What you will do: Collect each line of the entries that holds the string "recursos".

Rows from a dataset
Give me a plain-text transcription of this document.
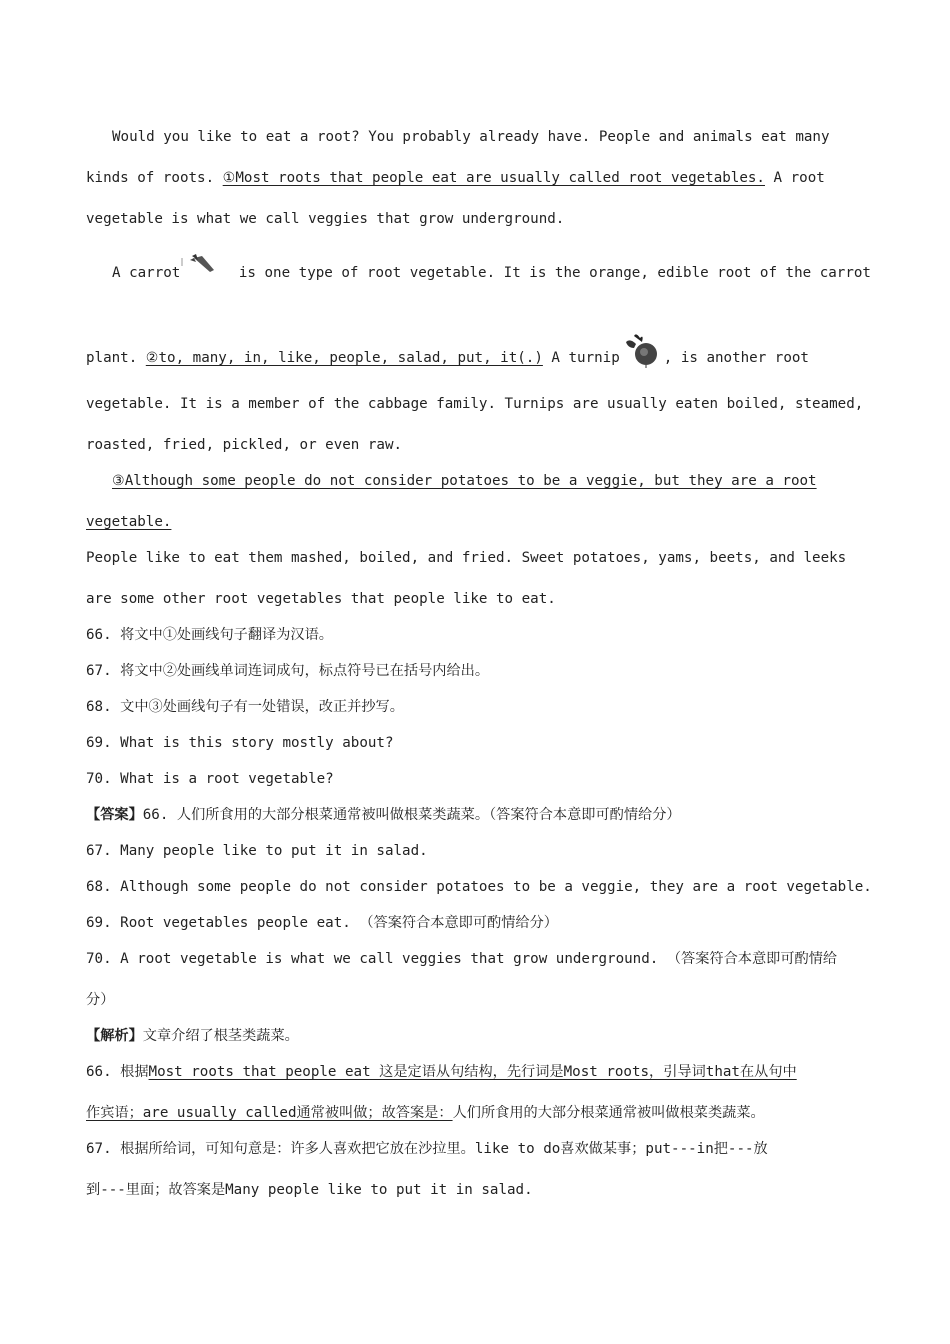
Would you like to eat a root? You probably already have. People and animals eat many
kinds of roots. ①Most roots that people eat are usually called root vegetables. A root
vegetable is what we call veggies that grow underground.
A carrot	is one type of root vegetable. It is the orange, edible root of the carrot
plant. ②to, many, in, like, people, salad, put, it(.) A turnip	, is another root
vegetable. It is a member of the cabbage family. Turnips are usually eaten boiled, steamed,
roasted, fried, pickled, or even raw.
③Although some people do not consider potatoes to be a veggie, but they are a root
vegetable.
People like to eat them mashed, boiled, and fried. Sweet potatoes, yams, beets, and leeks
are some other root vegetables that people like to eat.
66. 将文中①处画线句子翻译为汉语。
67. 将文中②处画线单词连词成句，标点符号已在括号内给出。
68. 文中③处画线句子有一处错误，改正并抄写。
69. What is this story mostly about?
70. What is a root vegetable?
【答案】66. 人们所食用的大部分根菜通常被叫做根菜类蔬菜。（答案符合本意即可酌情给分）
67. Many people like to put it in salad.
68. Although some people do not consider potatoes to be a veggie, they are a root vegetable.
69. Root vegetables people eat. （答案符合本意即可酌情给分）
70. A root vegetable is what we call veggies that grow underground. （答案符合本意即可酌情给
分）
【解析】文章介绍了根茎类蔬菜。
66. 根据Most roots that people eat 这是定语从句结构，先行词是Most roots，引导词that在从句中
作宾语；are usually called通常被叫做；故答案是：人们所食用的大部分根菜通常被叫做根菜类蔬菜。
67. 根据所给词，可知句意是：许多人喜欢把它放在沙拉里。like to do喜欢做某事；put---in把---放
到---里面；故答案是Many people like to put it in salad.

---

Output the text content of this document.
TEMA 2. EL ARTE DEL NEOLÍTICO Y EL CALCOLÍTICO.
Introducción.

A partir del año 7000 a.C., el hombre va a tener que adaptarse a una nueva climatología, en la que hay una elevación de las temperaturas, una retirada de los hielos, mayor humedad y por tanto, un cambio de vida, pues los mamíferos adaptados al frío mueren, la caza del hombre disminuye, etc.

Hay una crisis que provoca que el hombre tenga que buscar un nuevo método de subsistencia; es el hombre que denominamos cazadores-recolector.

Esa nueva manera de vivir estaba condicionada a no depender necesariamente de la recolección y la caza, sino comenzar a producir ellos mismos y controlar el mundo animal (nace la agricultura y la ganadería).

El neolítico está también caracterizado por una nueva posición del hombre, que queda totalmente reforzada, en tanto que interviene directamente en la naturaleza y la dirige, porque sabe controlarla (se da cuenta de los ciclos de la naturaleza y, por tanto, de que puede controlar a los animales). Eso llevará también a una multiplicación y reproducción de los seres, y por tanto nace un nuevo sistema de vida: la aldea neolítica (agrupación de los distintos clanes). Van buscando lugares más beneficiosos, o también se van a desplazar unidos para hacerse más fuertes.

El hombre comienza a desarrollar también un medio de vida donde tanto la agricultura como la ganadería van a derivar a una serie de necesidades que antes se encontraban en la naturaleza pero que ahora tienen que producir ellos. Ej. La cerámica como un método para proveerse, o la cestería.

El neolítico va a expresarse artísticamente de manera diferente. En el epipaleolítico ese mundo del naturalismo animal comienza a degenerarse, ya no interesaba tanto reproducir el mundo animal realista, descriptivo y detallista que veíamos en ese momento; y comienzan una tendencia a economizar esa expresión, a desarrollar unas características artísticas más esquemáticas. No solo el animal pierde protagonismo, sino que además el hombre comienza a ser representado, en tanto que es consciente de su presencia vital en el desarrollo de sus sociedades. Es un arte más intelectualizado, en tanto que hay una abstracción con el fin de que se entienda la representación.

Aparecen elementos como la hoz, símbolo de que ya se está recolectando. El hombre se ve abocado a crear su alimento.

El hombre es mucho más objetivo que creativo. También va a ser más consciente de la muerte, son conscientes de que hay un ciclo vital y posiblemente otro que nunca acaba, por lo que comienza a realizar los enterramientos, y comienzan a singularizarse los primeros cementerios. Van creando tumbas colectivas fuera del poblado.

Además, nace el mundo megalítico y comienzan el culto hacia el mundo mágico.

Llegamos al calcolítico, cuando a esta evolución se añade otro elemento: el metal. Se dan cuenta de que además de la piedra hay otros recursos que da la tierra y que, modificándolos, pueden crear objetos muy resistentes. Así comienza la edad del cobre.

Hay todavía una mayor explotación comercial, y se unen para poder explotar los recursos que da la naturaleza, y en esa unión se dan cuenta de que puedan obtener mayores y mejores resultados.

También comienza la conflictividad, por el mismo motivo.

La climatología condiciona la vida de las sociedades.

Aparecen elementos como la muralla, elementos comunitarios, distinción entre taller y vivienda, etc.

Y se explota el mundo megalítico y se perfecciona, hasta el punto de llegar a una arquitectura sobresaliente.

--

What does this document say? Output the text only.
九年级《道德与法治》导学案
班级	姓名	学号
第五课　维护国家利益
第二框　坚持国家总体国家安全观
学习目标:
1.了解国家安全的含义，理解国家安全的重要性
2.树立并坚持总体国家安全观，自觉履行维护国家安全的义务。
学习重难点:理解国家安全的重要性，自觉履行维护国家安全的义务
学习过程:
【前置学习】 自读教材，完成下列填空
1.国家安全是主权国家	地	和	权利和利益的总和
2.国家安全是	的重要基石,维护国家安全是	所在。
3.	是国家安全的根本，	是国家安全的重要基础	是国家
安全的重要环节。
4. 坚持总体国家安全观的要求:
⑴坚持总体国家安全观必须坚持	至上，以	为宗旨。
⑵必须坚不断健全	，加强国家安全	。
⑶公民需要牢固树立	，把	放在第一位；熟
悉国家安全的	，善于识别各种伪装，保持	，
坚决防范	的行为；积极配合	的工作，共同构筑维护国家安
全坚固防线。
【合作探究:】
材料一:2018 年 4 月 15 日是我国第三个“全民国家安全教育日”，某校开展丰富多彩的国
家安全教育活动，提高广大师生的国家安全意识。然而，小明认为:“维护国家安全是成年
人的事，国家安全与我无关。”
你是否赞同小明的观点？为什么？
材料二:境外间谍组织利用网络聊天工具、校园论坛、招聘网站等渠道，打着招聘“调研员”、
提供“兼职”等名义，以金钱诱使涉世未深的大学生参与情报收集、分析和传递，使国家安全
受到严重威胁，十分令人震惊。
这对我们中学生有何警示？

Solution below:
Llegamos al calcolítico, cuando a esta evolución se añade otro elemento: el metal. Se dan cuenta de que además de la piedra hay otros recursos que da la tierra y que, modificándolos, pueden crear objetos muy resistentes. Así comienza la edad del cobre.
Hay todavía una mayor explotación comercial, y se unen para poder explotar los recursos que da la naturaleza, y en esa unión se dan cuenta de que puedan obtener mayores y mejores resultados.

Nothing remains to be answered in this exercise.